SOURCE DATA>
══════

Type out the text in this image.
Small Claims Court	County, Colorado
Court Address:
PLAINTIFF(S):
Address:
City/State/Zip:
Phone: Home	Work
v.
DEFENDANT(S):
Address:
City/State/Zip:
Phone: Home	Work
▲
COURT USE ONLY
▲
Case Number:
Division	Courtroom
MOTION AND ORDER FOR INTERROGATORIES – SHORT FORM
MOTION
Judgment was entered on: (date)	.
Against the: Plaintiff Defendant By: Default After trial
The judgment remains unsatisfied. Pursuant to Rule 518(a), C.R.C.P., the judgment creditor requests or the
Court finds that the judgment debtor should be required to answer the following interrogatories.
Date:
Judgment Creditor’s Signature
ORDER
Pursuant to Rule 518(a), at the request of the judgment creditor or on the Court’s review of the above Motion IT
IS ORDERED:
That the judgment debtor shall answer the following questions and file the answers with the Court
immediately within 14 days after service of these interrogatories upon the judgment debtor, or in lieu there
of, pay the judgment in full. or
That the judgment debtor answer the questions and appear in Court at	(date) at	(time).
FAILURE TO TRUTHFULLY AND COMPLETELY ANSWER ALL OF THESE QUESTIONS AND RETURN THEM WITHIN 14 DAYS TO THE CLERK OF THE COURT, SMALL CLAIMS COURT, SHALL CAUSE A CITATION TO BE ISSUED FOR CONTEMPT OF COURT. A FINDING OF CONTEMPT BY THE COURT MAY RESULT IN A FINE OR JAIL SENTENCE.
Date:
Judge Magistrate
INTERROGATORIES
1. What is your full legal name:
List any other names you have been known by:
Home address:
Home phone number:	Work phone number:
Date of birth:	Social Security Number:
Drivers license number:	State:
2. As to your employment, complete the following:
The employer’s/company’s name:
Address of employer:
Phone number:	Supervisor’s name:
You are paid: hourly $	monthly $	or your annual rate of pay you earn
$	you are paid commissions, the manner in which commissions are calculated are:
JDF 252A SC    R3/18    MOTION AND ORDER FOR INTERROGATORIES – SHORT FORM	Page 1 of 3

══════

Copy out every line from the data above that has "Home" in it.

RESULT>
Phone: Home	Work
Phone: Home	Work
Home address:
Home phone number:	Work phone number:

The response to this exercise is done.